WORK INSTRUCTIONS
Omit all images. Write out the rest of the material exactly.

PROVIDED RECORDS
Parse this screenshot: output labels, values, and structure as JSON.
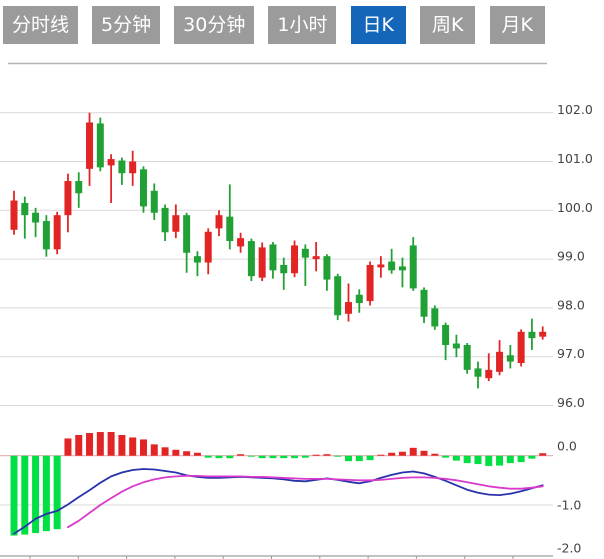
{
  "tabs": {
    "items": [
      {
        "label": "分时线",
        "active": false
      },
      {
        "label": "5分钟",
        "active": false
      },
      {
        "label": "30分钟",
        "active": false
      },
      {
        "label": "1小时",
        "active": false
      },
      {
        "label": "日K",
        "active": true
      },
      {
        "label": "周K",
        "active": false
      },
      {
        "label": "月K",
        "active": false
      }
    ]
  },
  "colors": {
    "up": "#e12525",
    "down": "#21a135",
    "hist_up": "#e12525",
    "hist_down": "#00e044",
    "dif_line": "#2832aa",
    "dea_line": "#d939cc",
    "zero_line": "#e9aab2",
    "grid": "#d9d9d9",
    "pane_border": "#b5b5b5",
    "bottom_axis": "#c2c2c2",
    "tick": "#9a9a9a",
    "axis_text": "#444444",
    "tab_bg": "#9b9b9b",
    "tab_active_bg": "#1467b8",
    "tab_text": "#ffffff",
    "background": "#ffffff"
  },
  "chart_data": {
    "type": "candlestick",
    "title": "",
    "xlabel": "",
    "ylabel": "",
    "legend": [],
    "grid": true,
    "panes": [
      "price",
      "macd"
    ],
    "price_axis": {
      "side": "right",
      "tick_labels": [
        "102.0",
        "101.0",
        "100.0",
        "99.0",
        "98.0",
        "97.0",
        "96.0"
      ],
      "tick_values": [
        102,
        101,
        100,
        99,
        98,
        97,
        96
      ],
      "range": [
        95.45,
        103.0
      ]
    },
    "macd_axis": {
      "side": "right",
      "tick_labels": [
        "0.0",
        "-1.0",
        "-2.0"
      ],
      "tick_values": [
        0,
        -1,
        -2
      ],
      "range": [
        -2.05,
        0.35
      ]
    },
    "candles_ohlc": [
      [
        99.6,
        100.4,
        99.5,
        100.2
      ],
      [
        100.15,
        100.28,
        99.42,
        99.9
      ],
      [
        99.95,
        100.05,
        99.45,
        99.75
      ],
      [
        99.78,
        99.9,
        99.05,
        99.2
      ],
      [
        99.2,
        99.97,
        99.1,
        99.9
      ],
      [
        99.9,
        100.75,
        99.55,
        100.6
      ],
      [
        100.6,
        100.78,
        100.05,
        100.35
      ],
      [
        100.85,
        102.0,
        100.5,
        101.8
      ],
      [
        101.78,
        101.9,
        100.8,
        100.88
      ],
      [
        100.92,
        101.15,
        100.15,
        101.05
      ],
      [
        101.02,
        101.08,
        100.52,
        100.76
      ],
      [
        100.76,
        101.22,
        100.5,
        101.0
      ],
      [
        100.84,
        100.9,
        99.95,
        100.08
      ],
      [
        100.4,
        100.55,
        99.8,
        99.95
      ],
      [
        100.05,
        100.12,
        99.37,
        99.55
      ],
      [
        99.56,
        100.12,
        99.43,
        99.9
      ],
      [
        99.9,
        99.95,
        98.72,
        99.13
      ],
      [
        99.06,
        99.16,
        98.65,
        98.93
      ],
      [
        98.93,
        99.63,
        98.69,
        99.56
      ],
      [
        99.63,
        100.0,
        99.47,
        99.9
      ],
      [
        99.87,
        100.53,
        99.2,
        99.37
      ],
      [
        99.26,
        99.54,
        99.13,
        99.43
      ],
      [
        99.37,
        99.42,
        98.55,
        98.65
      ],
      [
        98.62,
        99.34,
        98.55,
        99.24
      ],
      [
        99.3,
        99.35,
        98.6,
        98.77
      ],
      [
        98.88,
        99.03,
        98.37,
        98.71
      ],
      [
        98.71,
        99.38,
        98.63,
        99.28
      ],
      [
        99.21,
        99.3,
        98.45,
        99.03
      ],
      [
        99.0,
        99.35,
        98.75,
        99.06
      ],
      [
        99.06,
        99.1,
        98.35,
        98.58
      ],
      [
        98.65,
        98.7,
        97.75,
        97.85
      ],
      [
        97.88,
        98.5,
        97.72,
        98.12
      ],
      [
        98.27,
        98.38,
        97.9,
        98.1
      ],
      [
        98.14,
        98.95,
        98.05,
        98.88
      ],
      [
        98.83,
        99.06,
        98.62,
        98.89
      ],
      [
        98.95,
        99.21,
        98.7,
        98.77
      ],
      [
        98.85,
        99.03,
        98.42,
        98.77
      ],
      [
        99.28,
        99.45,
        98.35,
        98.4
      ],
      [
        98.37,
        98.42,
        97.69,
        97.82
      ],
      [
        97.99,
        98.05,
        97.55,
        97.62
      ],
      [
        97.65,
        97.7,
        96.93,
        97.24
      ],
      [
        97.27,
        97.45,
        96.99,
        97.17
      ],
      [
        97.24,
        97.28,
        96.65,
        96.73
      ],
      [
        96.76,
        96.9,
        96.35,
        96.59
      ],
      [
        96.56,
        97.07,
        96.5,
        96.73
      ],
      [
        96.69,
        97.34,
        96.62,
        97.1
      ],
      [
        97.03,
        97.24,
        96.76,
        96.9
      ],
      [
        96.87,
        97.56,
        96.8,
        97.51
      ],
      [
        97.51,
        97.78,
        97.14,
        97.38
      ],
      [
        97.41,
        97.62,
        97.35,
        97.51
      ]
    ],
    "macd": {
      "histogram": [
        -1.62,
        -1.6,
        -1.57,
        -1.53,
        -1.49,
        0.35,
        0.42,
        0.46,
        0.48,
        0.48,
        0.42,
        0.37,
        0.33,
        0.23,
        0.17,
        0.12,
        0.09,
        0.06,
        -0.04,
        -0.05,
        -0.05,
        0.03,
        -0.02,
        -0.05,
        -0.05,
        -0.05,
        -0.05,
        -0.04,
        0.01,
        0.03,
        -0.01,
        -0.11,
        -0.11,
        -0.09,
        0.01,
        0.06,
        0.08,
        0.16,
        0.1,
        0.04,
        -0.04,
        -0.1,
        -0.15,
        -0.17,
        -0.21,
        -0.2,
        -0.15,
        -0.13,
        -0.06,
        0.05
      ],
      "dif": [
        -1.58,
        -1.44,
        -1.28,
        -1.18,
        -1.12,
        -0.99,
        -0.84,
        -0.7,
        -0.55,
        -0.42,
        -0.34,
        -0.29,
        -0.27,
        -0.28,
        -0.31,
        -0.34,
        -0.4,
        -0.43,
        -0.45,
        -0.45,
        -0.44,
        -0.43,
        -0.44,
        -0.45,
        -0.46,
        -0.48,
        -0.51,
        -0.52,
        -0.49,
        -0.46,
        -0.49,
        -0.53,
        -0.56,
        -0.52,
        -0.45,
        -0.39,
        -0.34,
        -0.32,
        -0.36,
        -0.43,
        -0.51,
        -0.6,
        -0.69,
        -0.75,
        -0.79,
        -0.8,
        -0.77,
        -0.72,
        -0.66,
        -0.6
      ],
      "dea": [
        null,
        null,
        null,
        null,
        null,
        -1.45,
        -1.32,
        -1.16,
        -1.0,
        -0.86,
        -0.73,
        -0.62,
        -0.54,
        -0.48,
        -0.44,
        -0.42,
        -0.41,
        -0.41,
        -0.42,
        -0.42,
        -0.42,
        -0.42,
        -0.43,
        -0.43,
        -0.44,
        -0.45,
        -0.46,
        -0.47,
        -0.47,
        -0.47,
        -0.48,
        -0.49,
        -0.5,
        -0.5,
        -0.49,
        -0.47,
        -0.45,
        -0.44,
        -0.44,
        -0.45,
        -0.47,
        -0.5,
        -0.54,
        -0.58,
        -0.62,
        -0.65,
        -0.67,
        -0.67,
        -0.65,
        -0.62
      ]
    }
  }
}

EXERCISE RESULT
Parse this screenshot: output labels, values, and structure as JSON.
{
  "tabs": {
    "items": [
      {
        "label": "分时线",
        "active": false
      },
      {
        "label": "5分钟",
        "active": false
      },
      {
        "label": "30分钟",
        "active": false
      },
      {
        "label": "1小时",
        "active": false
      },
      {
        "label": "日K",
        "active": true
      },
      {
        "label": "周K",
        "active": false
      },
      {
        "label": "月K",
        "active": false
      }
    ]
  },
  "colors": {
    "up": "#e12525",
    "down": "#21a135",
    "hist_up": "#e12525",
    "hist_down": "#00e044",
    "dif_line": "#2832aa",
    "dea_line": "#d939cc",
    "zero_line": "#e9aab2",
    "grid": "#d9d9d9",
    "pane_border": "#b5b5b5",
    "bottom_axis": "#c2c2c2",
    "tick": "#9a9a9a",
    "axis_text": "#444444",
    "tab_bg": "#9b9b9b",
    "tab_active_bg": "#1467b8",
    "tab_text": "#ffffff",
    "background": "#ffffff"
  },
  "chart_data": {
    "type": "candlestick",
    "title": "",
    "xlabel": "",
    "ylabel": "",
    "legend": [],
    "grid": true,
    "panes": [
      "price",
      "macd"
    ],
    "price_axis": {
      "side": "right",
      "tick_labels": [
        "102.0",
        "101.0",
        "100.0",
        "99.0",
        "98.0",
        "97.0",
        "96.0"
      ],
      "tick_values": [
        102,
        101,
        100,
        99,
        98,
        97,
        96
      ],
      "range": [
        95.45,
        103.0
      ]
    },
    "macd_axis": {
      "side": "right",
      "tick_labels": [
        "0.0",
        "-1.0",
        "-2.0"
      ],
      "tick_values": [
        0,
        -1,
        -2
      ],
      "range": [
        -2.05,
        0.35
      ]
    },
    "candles_ohlc": [
      [
        99.6,
        100.4,
        99.5,
        100.2
      ],
      [
        100.15,
        100.28,
        99.42,
        99.9
      ],
      [
        99.95,
        100.05,
        99.45,
        99.75
      ],
      [
        99.78,
        99.9,
        99.05,
        99.2
      ],
      [
        99.2,
        99.97,
        99.1,
        99.9
      ],
      [
        99.9,
        100.75,
        99.55,
        100.6
      ],
      [
        100.6,
        100.78,
        100.05,
        100.35
      ],
      [
        100.85,
        102.0,
        100.5,
        101.8
      ],
      [
        101.78,
        101.9,
        100.8,
        100.88
      ],
      [
        100.92,
        101.15,
        100.15,
        101.05
      ],
      [
        101.02,
        101.08,
        100.52,
        100.76
      ],
      [
        100.76,
        101.22,
        100.5,
        101.0
      ],
      [
        100.84,
        100.9,
        99.95,
        100.08
      ],
      [
        100.4,
        100.55,
        99.8,
        99.95
      ],
      [
        100.05,
        100.12,
        99.37,
        99.55
      ],
      [
        99.56,
        100.12,
        99.43,
        99.9
      ],
      [
        99.9,
        99.95,
        98.72,
        99.13
      ],
      [
        99.06,
        99.16,
        98.65,
        98.93
      ],
      [
        98.93,
        99.63,
        98.69,
        99.56
      ],
      [
        99.63,
        100.0,
        99.47,
        99.9
      ],
      [
        99.87,
        100.53,
        99.2,
        99.37
      ],
      [
        99.26,
        99.54,
        99.13,
        99.43
      ],
      [
        99.37,
        99.42,
        98.55,
        98.65
      ],
      [
        98.62,
        99.34,
        98.55,
        99.24
      ],
      [
        99.3,
        99.35,
        98.6,
        98.77
      ],
      [
        98.88,
        99.03,
        98.37,
        98.71
      ],
      [
        98.71,
        99.38,
        98.63,
        99.28
      ],
      [
        99.21,
        99.3,
        98.45,
        99.03
      ],
      [
        99.0,
        99.35,
        98.75,
        99.06
      ],
      [
        99.06,
        99.1,
        98.35,
        98.58
      ],
      [
        98.65,
        98.7,
        97.75,
        97.85
      ],
      [
        97.88,
        98.5,
        97.72,
        98.12
      ],
      [
        98.27,
        98.38,
        97.9,
        98.1
      ],
      [
        98.14,
        98.95,
        98.05,
        98.88
      ],
      [
        98.83,
        99.06,
        98.62,
        98.89
      ],
      [
        98.95,
        99.21,
        98.7,
        98.77
      ],
      [
        98.85,
        99.03,
        98.42,
        98.77
      ],
      [
        99.28,
        99.45,
        98.35,
        98.4
      ],
      [
        98.37,
        98.42,
        97.69,
        97.82
      ],
      [
        97.99,
        98.05,
        97.55,
        97.62
      ],
      [
        97.65,
        97.7,
        96.93,
        97.24
      ],
      [
        97.27,
        97.45,
        96.99,
        97.17
      ],
      [
        97.24,
        97.28,
        96.65,
        96.73
      ],
      [
        96.76,
        96.9,
        96.35,
        96.59
      ],
      [
        96.56,
        97.07,
        96.5,
        96.73
      ],
      [
        96.69,
        97.34,
        96.62,
        97.1
      ],
      [
        97.03,
        97.24,
        96.76,
        96.9
      ],
      [
        96.87,
        97.56,
        96.8,
        97.51
      ],
      [
        97.51,
        97.78,
        97.14,
        97.38
      ],
      [
        97.41,
        97.62,
        97.35,
        97.51
      ]
    ],
    "macd": {
      "histogram": [
        -1.62,
        -1.6,
        -1.57,
        -1.53,
        -1.49,
        0.35,
        0.42,
        0.46,
        0.48,
        0.48,
        0.42,
        0.37,
        0.33,
        0.23,
        0.17,
        0.12,
        0.09,
        0.06,
        -0.04,
        -0.05,
        -0.05,
        0.03,
        -0.02,
        -0.05,
        -0.05,
        -0.05,
        -0.05,
        -0.04,
        0.01,
        0.03,
        -0.01,
        -0.11,
        -0.11,
        -0.09,
        0.01,
        0.06,
        0.08,
        0.16,
        0.1,
        0.04,
        -0.04,
        -0.1,
        -0.15,
        -0.17,
        -0.21,
        -0.2,
        -0.15,
        -0.13,
        -0.06,
        0.05
      ],
      "dif": [
        -1.58,
        -1.44,
        -1.28,
        -1.18,
        -1.12,
        -0.99,
        -0.84,
        -0.7,
        -0.55,
        -0.42,
        -0.34,
        -0.29,
        -0.27,
        -0.28,
        -0.31,
        -0.34,
        -0.4,
        -0.43,
        -0.45,
        -0.45,
        -0.44,
        -0.43,
        -0.44,
        -0.45,
        -0.46,
        -0.48,
        -0.51,
        -0.52,
        -0.49,
        -0.46,
        -0.49,
        -0.53,
        -0.56,
        -0.52,
        -0.45,
        -0.39,
        -0.34,
        -0.32,
        -0.36,
        -0.43,
        -0.51,
        -0.6,
        -0.69,
        -0.75,
        -0.79,
        -0.8,
        -0.77,
        -0.72,
        -0.66,
        -0.6
      ],
      "dea": [
        null,
        null,
        null,
        null,
        null,
        -1.45,
        -1.32,
        -1.16,
        -1.0,
        -0.86,
        -0.73,
        -0.62,
        -0.54,
        -0.48,
        -0.44,
        -0.42,
        -0.41,
        -0.41,
        -0.42,
        -0.42,
        -0.42,
        -0.42,
        -0.43,
        -0.43,
        -0.44,
        -0.45,
        -0.46,
        -0.47,
        -0.47,
        -0.47,
        -0.48,
        -0.49,
        -0.5,
        -0.5,
        -0.49,
        -0.47,
        -0.45,
        -0.44,
        -0.44,
        -0.45,
        -0.47,
        -0.5,
        -0.54,
        -0.58,
        -0.62,
        -0.65,
        -0.67,
        -0.67,
        -0.65,
        -0.62
      ]
    }
  }
}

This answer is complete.